SEGMENTO DEL DOCUMENTO:
§ §
Volendo render questa marmellata più densa, vi si aggiungono alcuni biscotti della regina pestati prima nel mortaio.
590. Marmellata di prugne. Si fa come quella di albicocche ([n. 589]), sostituendo a questa eguale quantità di prugne della specie che più vi aggrada, purchè siano ben mature.
591. Marmellata di fragole. Questa sorta di marmellata si fa a freddo, onde conservarle meglio il gusto del frutto, il quale perde molto della fragranza cuocendo. Ecco come si procede: Togliete alle fragole il gambo o picciolo e passatele allo staccio, indi aggiungete al sugo così ottenuto una quantità proporzionata di zucchero sopraffino ben polverizzato, mescolate il composto e passatelo nuovamente per istaccio.
§ §
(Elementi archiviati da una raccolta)

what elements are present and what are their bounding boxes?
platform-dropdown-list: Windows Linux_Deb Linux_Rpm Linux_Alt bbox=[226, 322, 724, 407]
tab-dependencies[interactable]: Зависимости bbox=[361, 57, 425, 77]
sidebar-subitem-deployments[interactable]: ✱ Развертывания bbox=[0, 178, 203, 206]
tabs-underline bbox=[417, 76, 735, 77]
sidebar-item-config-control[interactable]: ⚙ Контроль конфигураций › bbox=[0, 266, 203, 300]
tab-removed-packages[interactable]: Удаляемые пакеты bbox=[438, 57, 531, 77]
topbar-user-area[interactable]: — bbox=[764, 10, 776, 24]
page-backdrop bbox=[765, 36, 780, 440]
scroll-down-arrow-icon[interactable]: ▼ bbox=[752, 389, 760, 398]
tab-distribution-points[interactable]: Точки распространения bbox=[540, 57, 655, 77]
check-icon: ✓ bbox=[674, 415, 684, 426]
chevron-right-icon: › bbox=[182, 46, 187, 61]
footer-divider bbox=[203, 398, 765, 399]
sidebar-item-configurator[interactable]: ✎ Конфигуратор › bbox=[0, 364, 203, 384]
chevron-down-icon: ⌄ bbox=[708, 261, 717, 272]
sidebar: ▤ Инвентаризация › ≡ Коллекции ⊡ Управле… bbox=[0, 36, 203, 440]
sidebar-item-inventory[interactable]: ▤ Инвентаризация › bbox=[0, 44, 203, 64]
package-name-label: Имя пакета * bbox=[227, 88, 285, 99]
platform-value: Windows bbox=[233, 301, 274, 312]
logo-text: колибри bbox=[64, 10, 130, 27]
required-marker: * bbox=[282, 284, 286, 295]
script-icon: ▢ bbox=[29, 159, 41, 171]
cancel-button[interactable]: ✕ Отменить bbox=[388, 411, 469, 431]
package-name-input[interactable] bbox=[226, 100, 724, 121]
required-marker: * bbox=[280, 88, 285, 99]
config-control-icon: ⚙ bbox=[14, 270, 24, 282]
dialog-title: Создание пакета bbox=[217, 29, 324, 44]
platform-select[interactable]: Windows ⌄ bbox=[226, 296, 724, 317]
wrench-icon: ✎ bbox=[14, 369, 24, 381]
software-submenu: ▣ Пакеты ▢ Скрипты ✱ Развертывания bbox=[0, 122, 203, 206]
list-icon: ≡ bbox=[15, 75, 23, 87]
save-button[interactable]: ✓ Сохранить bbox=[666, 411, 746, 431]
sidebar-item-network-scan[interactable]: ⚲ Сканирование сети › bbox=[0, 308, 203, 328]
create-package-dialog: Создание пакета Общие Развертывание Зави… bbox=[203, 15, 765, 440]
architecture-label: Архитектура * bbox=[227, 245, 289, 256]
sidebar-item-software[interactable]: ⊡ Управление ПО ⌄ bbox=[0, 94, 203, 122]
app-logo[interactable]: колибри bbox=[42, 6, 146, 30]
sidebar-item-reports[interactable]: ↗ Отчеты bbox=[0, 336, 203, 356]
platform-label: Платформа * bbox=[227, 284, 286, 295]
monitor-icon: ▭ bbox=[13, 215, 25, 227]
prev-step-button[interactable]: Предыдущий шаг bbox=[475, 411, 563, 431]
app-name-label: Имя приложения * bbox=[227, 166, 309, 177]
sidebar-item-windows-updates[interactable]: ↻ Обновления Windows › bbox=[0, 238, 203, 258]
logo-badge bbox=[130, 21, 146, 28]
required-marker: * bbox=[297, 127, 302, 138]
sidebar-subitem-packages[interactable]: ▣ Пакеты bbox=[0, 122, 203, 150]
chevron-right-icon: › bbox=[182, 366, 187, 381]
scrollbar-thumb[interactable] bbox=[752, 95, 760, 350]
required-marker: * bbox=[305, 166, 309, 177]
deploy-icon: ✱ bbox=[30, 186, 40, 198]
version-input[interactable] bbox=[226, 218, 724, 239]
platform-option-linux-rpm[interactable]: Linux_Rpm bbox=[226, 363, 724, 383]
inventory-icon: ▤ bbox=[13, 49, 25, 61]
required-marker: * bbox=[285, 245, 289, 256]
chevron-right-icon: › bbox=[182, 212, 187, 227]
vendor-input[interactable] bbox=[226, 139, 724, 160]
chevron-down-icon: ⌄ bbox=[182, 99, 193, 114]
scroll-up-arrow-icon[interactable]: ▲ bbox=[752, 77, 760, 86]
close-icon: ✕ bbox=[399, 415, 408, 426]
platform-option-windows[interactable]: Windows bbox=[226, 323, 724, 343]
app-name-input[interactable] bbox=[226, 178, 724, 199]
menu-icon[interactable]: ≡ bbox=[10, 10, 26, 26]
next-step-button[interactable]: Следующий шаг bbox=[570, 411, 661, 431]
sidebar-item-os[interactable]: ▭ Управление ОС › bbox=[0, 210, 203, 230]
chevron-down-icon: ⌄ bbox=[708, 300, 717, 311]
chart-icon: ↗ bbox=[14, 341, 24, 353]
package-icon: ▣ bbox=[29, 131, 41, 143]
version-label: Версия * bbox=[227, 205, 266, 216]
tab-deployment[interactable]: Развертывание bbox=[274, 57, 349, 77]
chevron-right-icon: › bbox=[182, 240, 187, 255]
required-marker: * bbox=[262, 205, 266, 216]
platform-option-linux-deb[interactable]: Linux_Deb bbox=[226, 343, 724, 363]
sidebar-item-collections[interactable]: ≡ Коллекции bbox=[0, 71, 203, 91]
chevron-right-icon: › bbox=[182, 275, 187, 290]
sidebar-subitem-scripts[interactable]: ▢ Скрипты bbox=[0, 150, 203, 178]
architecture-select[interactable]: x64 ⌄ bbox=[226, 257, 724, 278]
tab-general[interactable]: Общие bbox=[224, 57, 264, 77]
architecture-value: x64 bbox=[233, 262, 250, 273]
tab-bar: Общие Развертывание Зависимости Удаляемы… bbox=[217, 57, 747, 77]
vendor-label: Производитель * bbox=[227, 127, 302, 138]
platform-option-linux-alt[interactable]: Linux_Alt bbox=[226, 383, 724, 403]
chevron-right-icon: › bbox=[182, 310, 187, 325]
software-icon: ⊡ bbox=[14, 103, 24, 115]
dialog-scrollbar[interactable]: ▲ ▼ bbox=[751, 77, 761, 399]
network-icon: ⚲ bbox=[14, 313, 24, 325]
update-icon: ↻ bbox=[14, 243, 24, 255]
§ §
ATTIVITÀ DA SVOLGERE:
1. Traducete in inglese questa frase del testo sulle marmellate: "Questa sorta di marmellata si fa a freddo, onde conservarle meglio il gusto del frutto, il quale perde molto della fragranza cuocendo."
2. Stabilite se ciascuna affermazione concorda con il testo sulle marmellate. Rispondete sì o no e citate le parole del testo che lo dimostrano.
(a) Per la marmellata di prugne occorrono prugne ben mature.
(b) La marmellata di fragole si prepara facendo cuocere il frutto.
(c) Per rendere più densa la marmellata si possono aggiungere biscotti pestati.
3. Ricopiate senza modifiche il passo del testo sulle marmellate che va da "590. Marmellata di" fino a "nuovamente per istaccio." compreso.
Per svolgere le attività basatevi soltanto sul testo sulle marmellate.

RISPOSTE SCRITTE:
1. This kind of jam is made cold, so as to better preserve the flavor of the fruit, which loses much of its fragrance in cooking.

2.
(a) Sì: "purchè siano ben mature".
(b) No: "Questa sorta di marmellata si fa a freddo".
(c) Sì: "vi si aggiungono alcuni biscotti della regina pestati prima nel mortaio".

3.
590. Marmellata di prugne. Si fa come quella di albicocche ([n. 589]), sostituendo a questa eguale quantità di prugne della specie che più vi aggrada, purchè siano ben mature.
591. Marmellata di fragole. Questa sorta di marmellata si fa a freddo, onde conservarle meglio il gusto del frutto, il quale perde molto della fragranza cuocendo. Ecco come si procede: Togliete alle fragole il gambo o picciolo e passatele allo staccio, indi aggiungete al sugo così ottenuto una quantità proporzionata di zucchero sopraffino ben polverizzato, mescolate il composto e passatelo nuovamente per istaccio.